Data items
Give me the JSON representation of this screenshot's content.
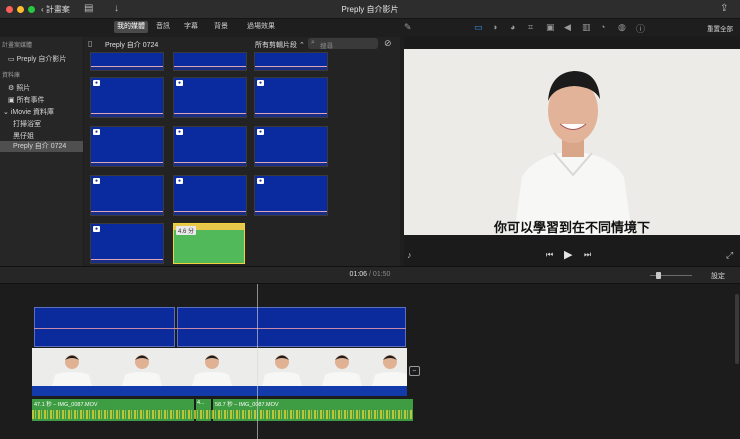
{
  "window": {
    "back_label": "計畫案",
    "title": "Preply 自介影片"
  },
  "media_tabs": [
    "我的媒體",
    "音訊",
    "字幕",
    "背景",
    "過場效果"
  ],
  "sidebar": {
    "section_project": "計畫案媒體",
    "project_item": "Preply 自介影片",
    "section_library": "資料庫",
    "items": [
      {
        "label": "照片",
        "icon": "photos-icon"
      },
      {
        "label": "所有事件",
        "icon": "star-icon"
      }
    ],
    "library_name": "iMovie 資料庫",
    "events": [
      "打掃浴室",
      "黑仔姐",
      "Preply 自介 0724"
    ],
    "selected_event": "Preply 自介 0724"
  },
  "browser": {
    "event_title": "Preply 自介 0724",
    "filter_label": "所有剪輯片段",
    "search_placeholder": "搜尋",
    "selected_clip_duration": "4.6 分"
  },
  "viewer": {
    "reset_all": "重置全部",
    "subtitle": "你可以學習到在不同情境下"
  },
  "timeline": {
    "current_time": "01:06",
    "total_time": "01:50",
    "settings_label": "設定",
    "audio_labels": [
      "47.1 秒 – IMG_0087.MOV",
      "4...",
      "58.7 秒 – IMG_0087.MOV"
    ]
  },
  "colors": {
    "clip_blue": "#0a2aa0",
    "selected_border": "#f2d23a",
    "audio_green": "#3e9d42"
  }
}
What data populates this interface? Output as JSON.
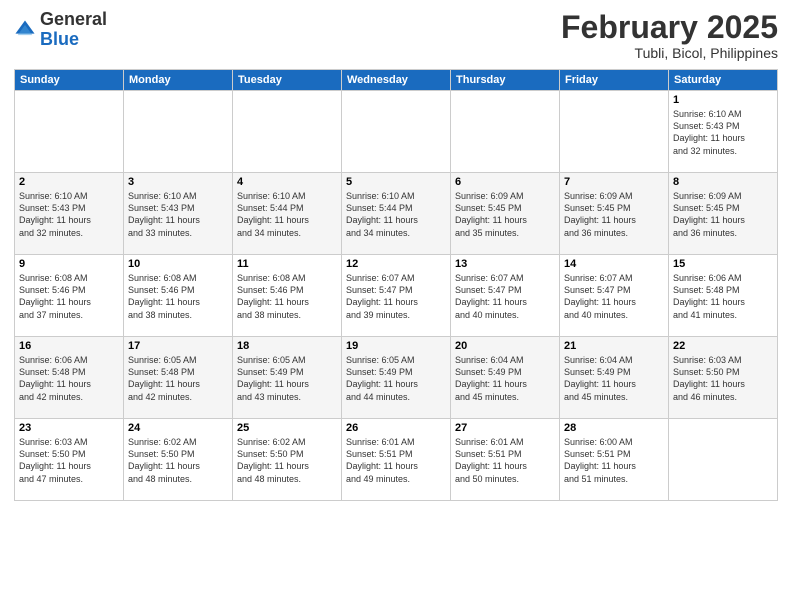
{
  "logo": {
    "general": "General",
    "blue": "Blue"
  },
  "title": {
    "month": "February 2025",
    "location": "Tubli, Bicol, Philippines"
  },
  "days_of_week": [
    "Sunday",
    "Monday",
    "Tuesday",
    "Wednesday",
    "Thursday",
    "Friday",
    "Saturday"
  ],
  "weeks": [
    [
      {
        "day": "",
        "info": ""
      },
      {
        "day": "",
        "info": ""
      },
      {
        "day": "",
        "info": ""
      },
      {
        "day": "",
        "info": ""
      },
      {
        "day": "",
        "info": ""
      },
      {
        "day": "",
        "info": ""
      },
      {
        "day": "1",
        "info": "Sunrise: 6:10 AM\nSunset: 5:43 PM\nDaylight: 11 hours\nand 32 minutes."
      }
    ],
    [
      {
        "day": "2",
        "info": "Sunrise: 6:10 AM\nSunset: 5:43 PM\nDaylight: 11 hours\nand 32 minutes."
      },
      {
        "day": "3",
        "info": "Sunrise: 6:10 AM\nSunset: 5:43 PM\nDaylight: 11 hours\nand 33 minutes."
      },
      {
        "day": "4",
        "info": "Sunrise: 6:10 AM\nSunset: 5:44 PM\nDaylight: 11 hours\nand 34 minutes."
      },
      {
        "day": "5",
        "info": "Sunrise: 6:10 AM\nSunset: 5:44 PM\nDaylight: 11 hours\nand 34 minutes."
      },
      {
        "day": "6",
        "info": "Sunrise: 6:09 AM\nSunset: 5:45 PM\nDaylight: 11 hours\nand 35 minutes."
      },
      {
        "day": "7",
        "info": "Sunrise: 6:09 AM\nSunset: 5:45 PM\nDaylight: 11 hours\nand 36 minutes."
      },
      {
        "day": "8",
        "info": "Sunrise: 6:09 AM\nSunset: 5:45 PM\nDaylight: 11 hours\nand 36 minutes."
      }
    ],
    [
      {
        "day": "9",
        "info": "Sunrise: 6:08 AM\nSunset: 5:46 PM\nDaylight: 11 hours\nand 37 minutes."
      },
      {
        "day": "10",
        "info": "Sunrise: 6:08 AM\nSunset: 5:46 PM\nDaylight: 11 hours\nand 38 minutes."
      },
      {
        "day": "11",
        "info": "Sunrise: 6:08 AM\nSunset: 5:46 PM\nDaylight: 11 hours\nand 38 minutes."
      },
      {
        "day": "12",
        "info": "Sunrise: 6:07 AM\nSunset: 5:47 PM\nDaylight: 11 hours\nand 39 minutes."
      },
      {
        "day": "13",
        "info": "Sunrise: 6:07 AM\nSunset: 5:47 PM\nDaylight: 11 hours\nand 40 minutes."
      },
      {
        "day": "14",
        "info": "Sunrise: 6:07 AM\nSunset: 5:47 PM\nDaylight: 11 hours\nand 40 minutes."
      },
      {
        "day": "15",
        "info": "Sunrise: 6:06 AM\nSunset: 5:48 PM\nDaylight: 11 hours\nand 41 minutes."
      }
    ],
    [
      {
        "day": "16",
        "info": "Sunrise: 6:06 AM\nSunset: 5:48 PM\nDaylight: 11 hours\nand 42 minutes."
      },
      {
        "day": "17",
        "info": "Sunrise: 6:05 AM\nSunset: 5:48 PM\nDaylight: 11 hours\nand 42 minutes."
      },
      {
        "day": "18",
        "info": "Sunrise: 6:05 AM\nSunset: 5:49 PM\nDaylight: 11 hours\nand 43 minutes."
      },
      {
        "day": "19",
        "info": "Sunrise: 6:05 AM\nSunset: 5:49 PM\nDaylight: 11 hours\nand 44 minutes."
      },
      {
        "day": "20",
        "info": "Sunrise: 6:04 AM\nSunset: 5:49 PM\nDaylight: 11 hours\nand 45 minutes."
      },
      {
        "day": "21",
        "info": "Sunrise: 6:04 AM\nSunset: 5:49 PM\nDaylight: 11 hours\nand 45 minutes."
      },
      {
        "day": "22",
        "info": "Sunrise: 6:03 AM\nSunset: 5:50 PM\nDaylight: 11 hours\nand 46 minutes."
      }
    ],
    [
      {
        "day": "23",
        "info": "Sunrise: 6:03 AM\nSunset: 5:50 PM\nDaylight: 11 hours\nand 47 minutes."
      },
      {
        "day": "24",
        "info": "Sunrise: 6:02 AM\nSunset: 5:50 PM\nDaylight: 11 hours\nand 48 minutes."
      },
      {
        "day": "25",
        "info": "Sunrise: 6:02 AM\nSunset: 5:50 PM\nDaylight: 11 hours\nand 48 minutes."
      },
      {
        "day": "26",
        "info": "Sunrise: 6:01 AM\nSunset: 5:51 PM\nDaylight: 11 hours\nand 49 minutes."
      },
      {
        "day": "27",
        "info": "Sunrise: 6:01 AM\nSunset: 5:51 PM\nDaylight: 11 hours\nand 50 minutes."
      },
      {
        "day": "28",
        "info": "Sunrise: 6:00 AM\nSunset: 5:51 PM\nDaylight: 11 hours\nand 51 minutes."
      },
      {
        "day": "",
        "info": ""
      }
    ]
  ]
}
---
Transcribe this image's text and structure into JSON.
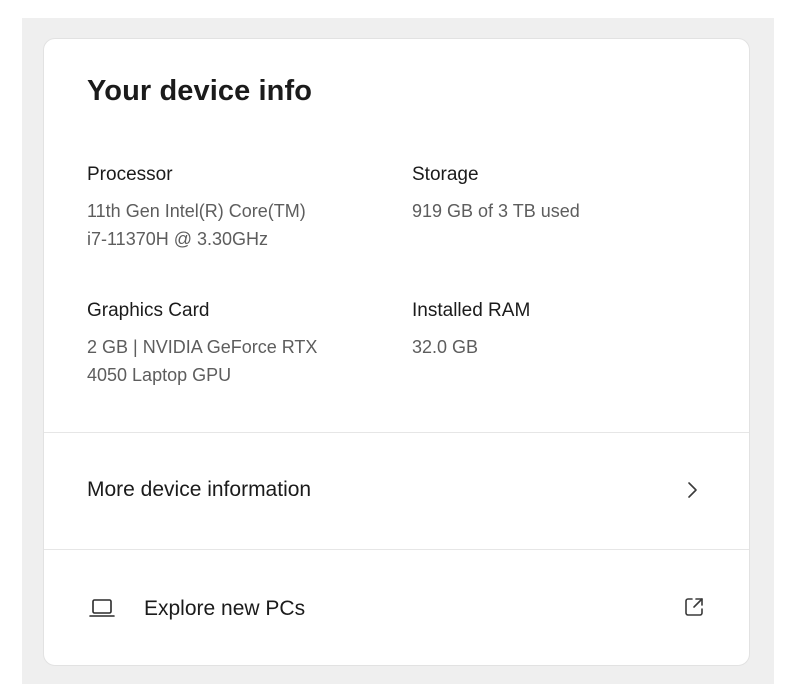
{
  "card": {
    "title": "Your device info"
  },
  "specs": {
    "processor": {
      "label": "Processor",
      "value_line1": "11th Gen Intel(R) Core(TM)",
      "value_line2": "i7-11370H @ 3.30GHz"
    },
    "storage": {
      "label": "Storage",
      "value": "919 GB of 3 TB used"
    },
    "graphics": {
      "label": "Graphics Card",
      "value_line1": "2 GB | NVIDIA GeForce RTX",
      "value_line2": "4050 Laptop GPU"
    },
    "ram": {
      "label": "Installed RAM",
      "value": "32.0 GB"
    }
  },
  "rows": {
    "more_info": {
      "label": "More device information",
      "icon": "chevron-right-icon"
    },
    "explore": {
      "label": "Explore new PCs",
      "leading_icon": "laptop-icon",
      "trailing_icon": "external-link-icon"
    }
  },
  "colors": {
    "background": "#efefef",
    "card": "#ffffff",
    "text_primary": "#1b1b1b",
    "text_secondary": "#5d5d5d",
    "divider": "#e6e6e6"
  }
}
---
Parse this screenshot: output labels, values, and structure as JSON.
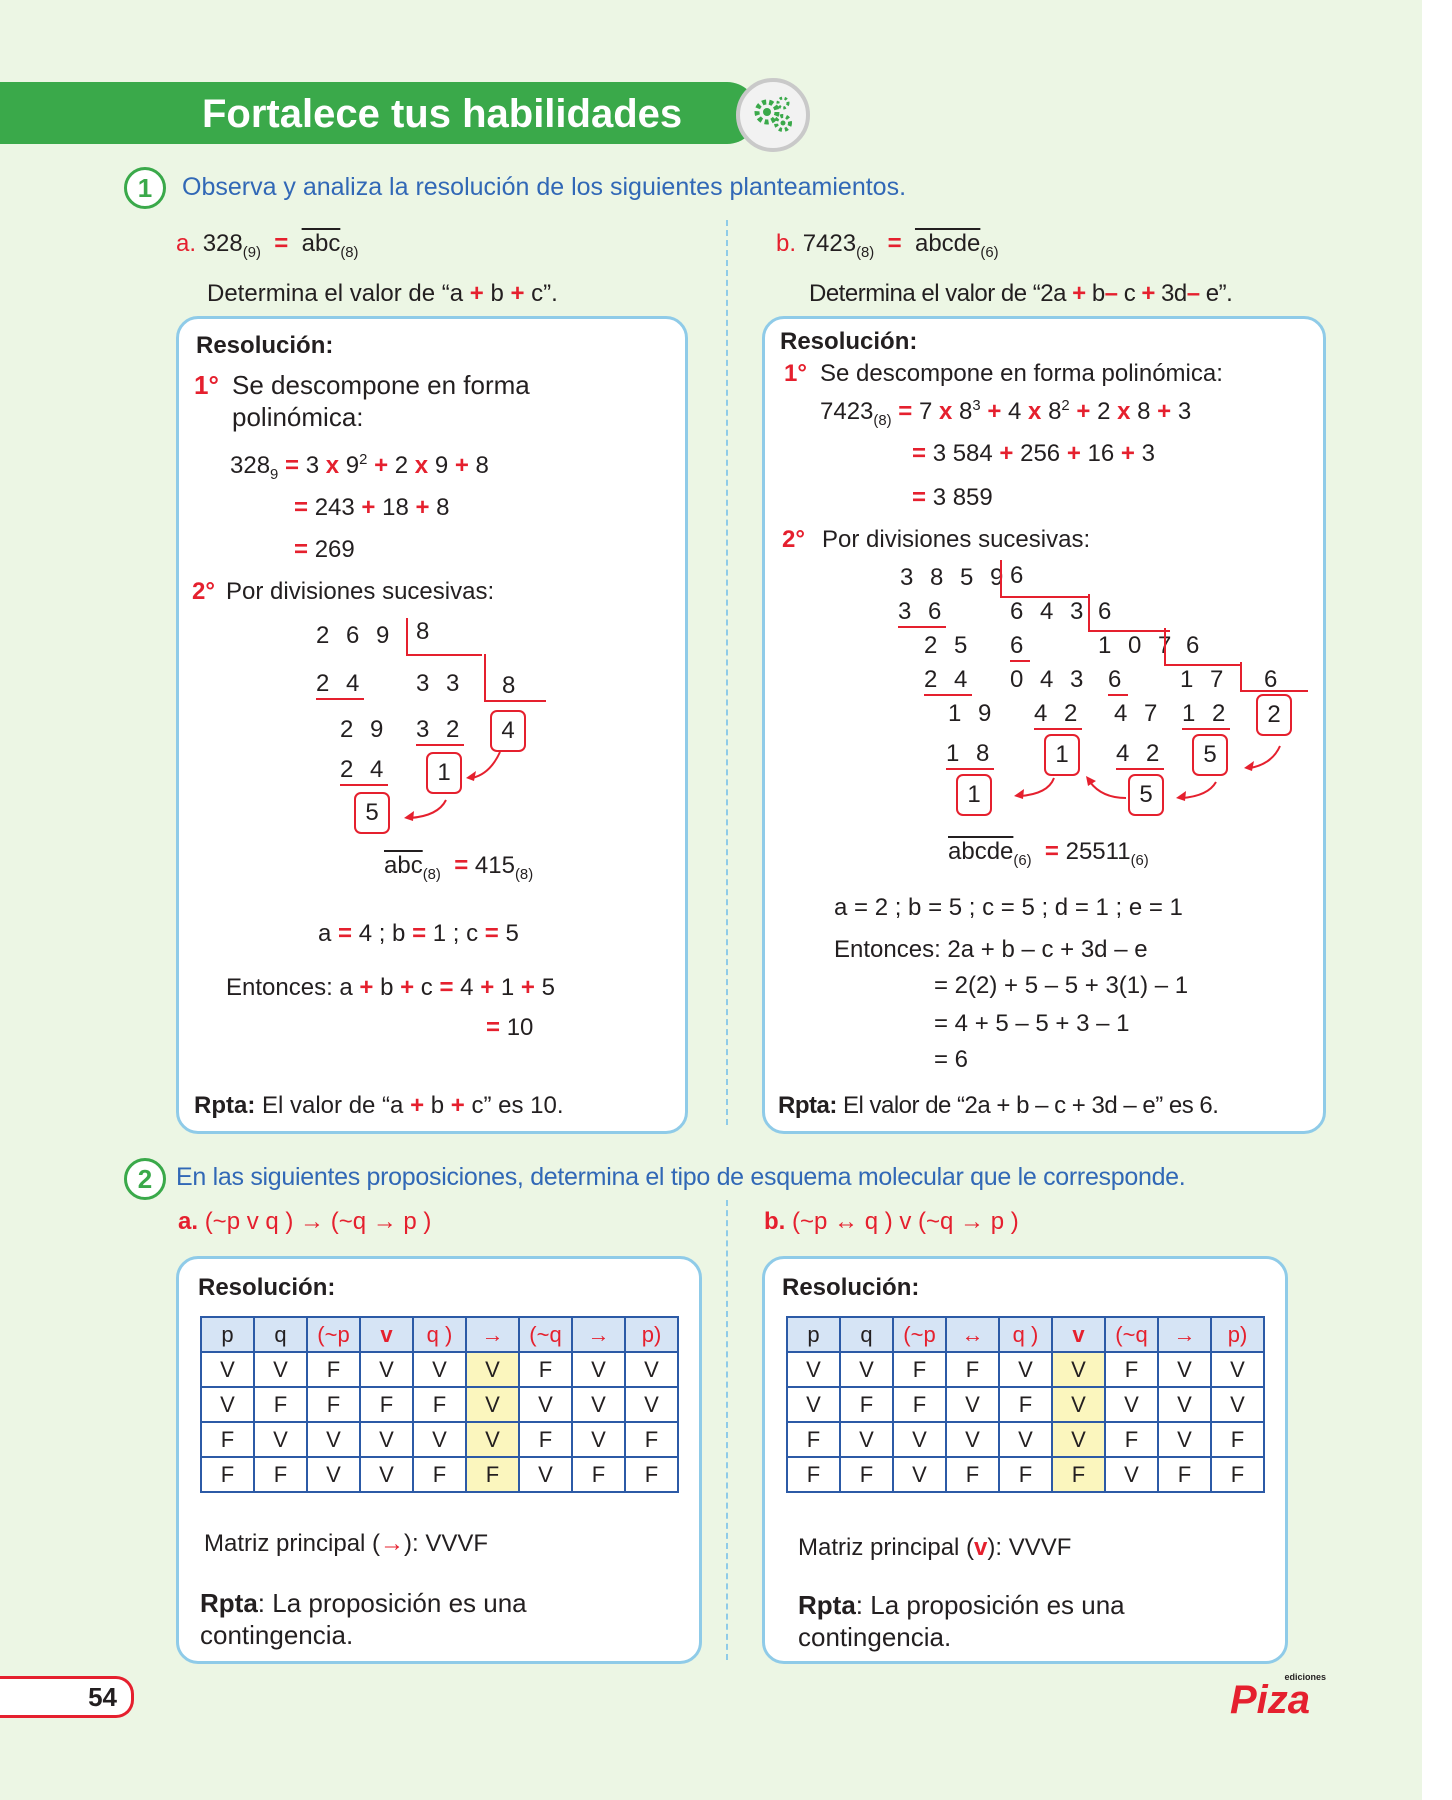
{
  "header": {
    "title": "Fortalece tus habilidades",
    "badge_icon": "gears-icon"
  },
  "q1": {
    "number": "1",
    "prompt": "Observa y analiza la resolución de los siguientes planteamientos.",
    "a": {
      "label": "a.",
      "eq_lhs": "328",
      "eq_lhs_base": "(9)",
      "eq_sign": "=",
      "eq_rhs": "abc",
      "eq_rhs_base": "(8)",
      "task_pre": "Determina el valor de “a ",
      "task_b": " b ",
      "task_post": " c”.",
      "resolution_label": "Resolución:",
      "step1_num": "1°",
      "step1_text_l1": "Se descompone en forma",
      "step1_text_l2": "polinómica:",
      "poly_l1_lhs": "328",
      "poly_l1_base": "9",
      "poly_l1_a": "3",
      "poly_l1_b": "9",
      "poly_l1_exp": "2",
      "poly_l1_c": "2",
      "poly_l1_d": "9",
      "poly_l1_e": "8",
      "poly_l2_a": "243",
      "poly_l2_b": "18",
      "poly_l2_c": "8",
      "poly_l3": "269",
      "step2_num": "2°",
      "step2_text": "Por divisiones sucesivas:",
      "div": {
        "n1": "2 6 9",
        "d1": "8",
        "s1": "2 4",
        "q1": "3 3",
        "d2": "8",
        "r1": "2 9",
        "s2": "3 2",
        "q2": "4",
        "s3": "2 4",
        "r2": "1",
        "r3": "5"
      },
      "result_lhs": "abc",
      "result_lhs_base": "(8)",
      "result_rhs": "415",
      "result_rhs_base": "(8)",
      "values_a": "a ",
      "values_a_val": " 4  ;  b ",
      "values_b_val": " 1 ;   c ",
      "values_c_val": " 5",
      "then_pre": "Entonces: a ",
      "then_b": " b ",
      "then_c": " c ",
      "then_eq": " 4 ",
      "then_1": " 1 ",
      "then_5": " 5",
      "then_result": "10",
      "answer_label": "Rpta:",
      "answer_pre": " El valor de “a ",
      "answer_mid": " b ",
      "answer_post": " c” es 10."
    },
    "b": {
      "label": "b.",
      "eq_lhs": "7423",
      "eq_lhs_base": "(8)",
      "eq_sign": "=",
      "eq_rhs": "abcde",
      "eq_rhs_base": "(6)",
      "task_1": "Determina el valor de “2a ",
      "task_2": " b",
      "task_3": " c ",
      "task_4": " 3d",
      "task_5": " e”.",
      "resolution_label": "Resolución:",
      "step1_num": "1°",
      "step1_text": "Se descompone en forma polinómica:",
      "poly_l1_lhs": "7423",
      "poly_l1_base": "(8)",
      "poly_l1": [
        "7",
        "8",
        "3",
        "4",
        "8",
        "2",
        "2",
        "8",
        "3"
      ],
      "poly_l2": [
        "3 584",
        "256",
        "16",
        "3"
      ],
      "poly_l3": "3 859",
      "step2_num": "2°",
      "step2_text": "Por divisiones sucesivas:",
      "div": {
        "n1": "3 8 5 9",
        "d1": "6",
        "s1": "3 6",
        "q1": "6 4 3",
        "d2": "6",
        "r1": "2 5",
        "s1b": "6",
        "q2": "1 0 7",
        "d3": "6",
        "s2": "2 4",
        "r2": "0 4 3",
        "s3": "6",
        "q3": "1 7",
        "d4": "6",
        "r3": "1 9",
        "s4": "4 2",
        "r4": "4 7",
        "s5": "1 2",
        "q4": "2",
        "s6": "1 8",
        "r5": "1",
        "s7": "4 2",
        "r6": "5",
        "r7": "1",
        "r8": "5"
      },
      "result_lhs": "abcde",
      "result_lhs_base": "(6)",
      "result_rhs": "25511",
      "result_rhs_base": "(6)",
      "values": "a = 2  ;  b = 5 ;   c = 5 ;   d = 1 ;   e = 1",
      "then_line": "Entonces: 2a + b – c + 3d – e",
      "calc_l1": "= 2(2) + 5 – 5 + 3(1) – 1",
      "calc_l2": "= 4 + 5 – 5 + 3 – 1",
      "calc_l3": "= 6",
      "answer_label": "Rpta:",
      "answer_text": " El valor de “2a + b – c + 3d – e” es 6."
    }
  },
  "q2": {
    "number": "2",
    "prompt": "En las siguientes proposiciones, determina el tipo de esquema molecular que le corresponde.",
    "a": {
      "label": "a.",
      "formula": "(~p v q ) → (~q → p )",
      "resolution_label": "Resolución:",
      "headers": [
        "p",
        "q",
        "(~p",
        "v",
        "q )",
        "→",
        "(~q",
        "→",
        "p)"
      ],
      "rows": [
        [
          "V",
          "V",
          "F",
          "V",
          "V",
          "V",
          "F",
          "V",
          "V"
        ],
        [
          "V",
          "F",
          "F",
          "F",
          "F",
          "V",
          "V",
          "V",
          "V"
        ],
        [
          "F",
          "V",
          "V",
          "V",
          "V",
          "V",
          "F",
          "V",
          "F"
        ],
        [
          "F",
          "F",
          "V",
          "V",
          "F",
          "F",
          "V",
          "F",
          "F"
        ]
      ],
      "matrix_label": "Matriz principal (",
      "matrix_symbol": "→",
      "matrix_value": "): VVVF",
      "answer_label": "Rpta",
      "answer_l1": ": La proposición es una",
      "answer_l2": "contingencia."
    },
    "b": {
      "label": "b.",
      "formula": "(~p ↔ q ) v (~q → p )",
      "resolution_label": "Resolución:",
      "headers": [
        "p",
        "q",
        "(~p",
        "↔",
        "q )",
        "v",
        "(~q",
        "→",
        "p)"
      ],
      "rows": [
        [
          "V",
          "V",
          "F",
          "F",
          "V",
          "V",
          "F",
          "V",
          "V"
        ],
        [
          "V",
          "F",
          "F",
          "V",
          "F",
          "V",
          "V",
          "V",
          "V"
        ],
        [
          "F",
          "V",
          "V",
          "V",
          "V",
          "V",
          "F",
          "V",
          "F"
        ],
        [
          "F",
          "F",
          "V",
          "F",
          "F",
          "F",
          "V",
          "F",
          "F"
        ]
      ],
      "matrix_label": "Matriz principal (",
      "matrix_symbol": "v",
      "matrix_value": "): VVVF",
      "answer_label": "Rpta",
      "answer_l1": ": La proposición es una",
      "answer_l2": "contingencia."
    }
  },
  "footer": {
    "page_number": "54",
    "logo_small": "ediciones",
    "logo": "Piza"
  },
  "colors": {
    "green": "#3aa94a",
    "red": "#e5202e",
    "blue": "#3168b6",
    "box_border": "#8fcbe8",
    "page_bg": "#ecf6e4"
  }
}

TASK REQUIREMENTS:
Return each line among the entries that holds the word "screenshot".

RESULT BELOW:
Give me the JSON representation of this screenshot's content.
Parse this screenshot: output labels, values, and structure as JSON.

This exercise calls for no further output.